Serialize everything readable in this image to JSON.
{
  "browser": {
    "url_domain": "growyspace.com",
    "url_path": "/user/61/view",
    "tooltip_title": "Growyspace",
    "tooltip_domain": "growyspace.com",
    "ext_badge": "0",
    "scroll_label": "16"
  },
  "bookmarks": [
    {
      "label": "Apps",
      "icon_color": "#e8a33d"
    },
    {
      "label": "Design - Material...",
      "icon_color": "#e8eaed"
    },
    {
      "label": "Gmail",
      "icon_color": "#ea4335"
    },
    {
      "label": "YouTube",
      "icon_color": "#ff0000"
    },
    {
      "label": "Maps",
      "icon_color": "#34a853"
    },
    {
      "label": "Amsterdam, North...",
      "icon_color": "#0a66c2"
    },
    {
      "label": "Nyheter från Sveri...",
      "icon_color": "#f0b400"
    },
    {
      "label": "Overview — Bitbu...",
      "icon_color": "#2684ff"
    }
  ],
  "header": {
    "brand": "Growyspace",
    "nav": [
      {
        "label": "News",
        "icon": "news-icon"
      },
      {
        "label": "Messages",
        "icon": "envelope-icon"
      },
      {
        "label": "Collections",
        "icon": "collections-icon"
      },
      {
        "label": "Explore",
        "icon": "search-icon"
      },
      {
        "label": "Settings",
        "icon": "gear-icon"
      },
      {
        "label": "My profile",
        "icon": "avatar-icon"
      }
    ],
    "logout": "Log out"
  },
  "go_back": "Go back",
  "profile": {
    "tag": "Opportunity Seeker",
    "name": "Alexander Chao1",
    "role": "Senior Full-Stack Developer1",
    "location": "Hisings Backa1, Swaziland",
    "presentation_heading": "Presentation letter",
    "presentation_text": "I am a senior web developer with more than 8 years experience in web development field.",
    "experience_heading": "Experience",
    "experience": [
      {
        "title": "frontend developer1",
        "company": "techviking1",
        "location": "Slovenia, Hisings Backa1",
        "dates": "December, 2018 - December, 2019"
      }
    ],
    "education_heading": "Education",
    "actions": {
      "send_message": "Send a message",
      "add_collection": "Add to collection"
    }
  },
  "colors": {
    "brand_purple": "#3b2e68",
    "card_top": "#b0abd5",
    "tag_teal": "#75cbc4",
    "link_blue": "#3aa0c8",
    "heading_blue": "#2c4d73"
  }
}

--*--

Transcribe every record above exactly as it appears.

Reply to the exercise ▸
Serialize everything readable in this image to JSON.
{
  "browser": {
    "url_domain": "growyspace.com",
    "url_path": "/user/61/view",
    "tooltip_title": "Growyspace",
    "tooltip_domain": "growyspace.com",
    "ext_badge": "0",
    "scroll_label": "16"
  },
  "bookmarks": [
    {
      "label": "Apps",
      "icon_color": "#e8a33d"
    },
    {
      "label": "Design - Material...",
      "icon_color": "#e8eaed"
    },
    {
      "label": "Gmail",
      "icon_color": "#ea4335"
    },
    {
      "label": "YouTube",
      "icon_color": "#ff0000"
    },
    {
      "label": "Maps",
      "icon_color": "#34a853"
    },
    {
      "label": "Amsterdam, North...",
      "icon_color": "#0a66c2"
    },
    {
      "label": "Nyheter från Sveri...",
      "icon_color": "#f0b400"
    },
    {
      "label": "Overview — Bitbu...",
      "icon_color": "#2684ff"
    }
  ],
  "header": {
    "brand": "Growyspace",
    "nav": [
      {
        "label": "News",
        "icon": "news-icon"
      },
      {
        "label": "Messages",
        "icon": "envelope-icon"
      },
      {
        "label": "Collections",
        "icon": "collections-icon"
      },
      {
        "label": "Explore",
        "icon": "search-icon"
      },
      {
        "label": "Settings",
        "icon": "gear-icon"
      },
      {
        "label": "My profile",
        "icon": "avatar-icon"
      }
    ],
    "logout": "Log out"
  },
  "go_back": "Go back",
  "profile": {
    "tag": "Opportunity Seeker",
    "name": "Alexander Chao1",
    "role": "Senior Full-Stack Developer1",
    "location": "Hisings Backa1, Swaziland",
    "presentation_heading": "Presentation letter",
    "presentation_text": "I am a senior web developer with more than 8 years experience in web development field.",
    "experience_heading": "Experience",
    "experience": [
      {
        "title": "frontend developer1",
        "company": "techviking1",
        "location": "Slovenia, Hisings Backa1",
        "dates": "December, 2018 - December, 2019"
      }
    ],
    "education_heading": "Education",
    "actions": {
      "send_message": "Send a message",
      "add_collection": "Add to collection"
    }
  },
  "colors": {
    "brand_purple": "#3b2e68",
    "card_top": "#b0abd5",
    "tag_teal": "#75cbc4",
    "link_blue": "#3aa0c8",
    "heading_blue": "#2c4d73"
  }
}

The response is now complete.